▶ [DATA SECTION]:
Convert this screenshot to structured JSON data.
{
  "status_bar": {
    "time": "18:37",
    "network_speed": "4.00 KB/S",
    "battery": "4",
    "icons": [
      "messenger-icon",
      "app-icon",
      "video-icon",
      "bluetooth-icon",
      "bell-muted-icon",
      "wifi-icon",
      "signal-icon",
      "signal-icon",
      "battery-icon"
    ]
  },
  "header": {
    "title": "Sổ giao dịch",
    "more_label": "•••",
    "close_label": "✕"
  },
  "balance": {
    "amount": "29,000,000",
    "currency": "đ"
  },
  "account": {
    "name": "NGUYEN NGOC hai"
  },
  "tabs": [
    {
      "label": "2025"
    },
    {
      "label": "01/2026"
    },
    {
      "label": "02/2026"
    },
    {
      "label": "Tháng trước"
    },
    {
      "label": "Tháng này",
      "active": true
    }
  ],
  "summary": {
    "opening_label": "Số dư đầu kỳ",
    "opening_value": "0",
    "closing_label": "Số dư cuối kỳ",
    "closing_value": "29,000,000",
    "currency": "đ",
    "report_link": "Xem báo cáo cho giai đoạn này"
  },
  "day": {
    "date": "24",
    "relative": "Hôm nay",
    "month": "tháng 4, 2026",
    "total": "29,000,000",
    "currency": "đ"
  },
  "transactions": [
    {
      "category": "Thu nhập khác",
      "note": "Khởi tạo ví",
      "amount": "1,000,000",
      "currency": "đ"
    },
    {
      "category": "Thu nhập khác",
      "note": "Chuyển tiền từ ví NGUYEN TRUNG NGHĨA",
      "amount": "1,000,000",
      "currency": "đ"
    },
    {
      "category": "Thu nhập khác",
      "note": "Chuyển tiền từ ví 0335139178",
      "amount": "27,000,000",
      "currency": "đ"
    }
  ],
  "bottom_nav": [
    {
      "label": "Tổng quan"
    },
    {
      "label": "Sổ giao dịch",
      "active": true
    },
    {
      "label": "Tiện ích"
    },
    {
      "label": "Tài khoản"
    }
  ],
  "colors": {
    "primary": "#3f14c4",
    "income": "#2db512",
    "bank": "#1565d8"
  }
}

▶ [STATED TASK]: Extract the entries above verbatim.

▶ [SOLUTION FOR THIS TASK]:
Convert this screenshot to structured JSON data.
{
  "status_bar": {
    "time": "18:37",
    "network_speed": "4.00 KB/S",
    "battery": "4",
    "icons": [
      "messenger-icon",
      "app-icon",
      "video-icon",
      "bluetooth-icon",
      "bell-muted-icon",
      "wifi-icon",
      "signal-icon",
      "signal-icon",
      "battery-icon"
    ]
  },
  "header": {
    "title": "Sổ giao dịch",
    "more_label": "•••",
    "close_label": "✕"
  },
  "balance": {
    "amount": "29,000,000",
    "currency": "đ"
  },
  "account": {
    "name": "NGUYEN NGOC hai"
  },
  "tabs": [
    {
      "label": "2025"
    },
    {
      "label": "01/2026"
    },
    {
      "label": "02/2026"
    },
    {
      "label": "Tháng trước"
    },
    {
      "label": "Tháng này",
      "active": true
    }
  ],
  "summary": {
    "opening_label": "Số dư đầu kỳ",
    "opening_value": "0",
    "closing_label": "Số dư cuối kỳ",
    "closing_value": "29,000,000",
    "currency": "đ",
    "report_link": "Xem báo cáo cho giai đoạn này"
  },
  "day": {
    "date": "24",
    "relative": "Hôm nay",
    "month": "tháng 4, 2026",
    "total": "29,000,000",
    "currency": "đ"
  },
  "transactions": [
    {
      "category": "Thu nhập khác",
      "note": "Khởi tạo ví",
      "amount": "1,000,000",
      "currency": "đ"
    },
    {
      "category": "Thu nhập khác",
      "note": "Chuyển tiền từ ví NGUYEN TRUNG NGHĨA",
      "amount": "1,000,000",
      "currency": "đ"
    },
    {
      "category": "Thu nhập khác",
      "note": "Chuyển tiền từ ví 0335139178",
      "amount": "27,000,000",
      "currency": "đ"
    }
  ],
  "bottom_nav": [
    {
      "label": "Tổng quan"
    },
    {
      "label": "Sổ giao dịch",
      "active": true
    },
    {
      "label": "Tiện ích"
    },
    {
      "label": "Tài khoản"
    }
  ],
  "colors": {
    "primary": "#3f14c4",
    "income": "#2db512",
    "bank": "#1565d8"
  }
}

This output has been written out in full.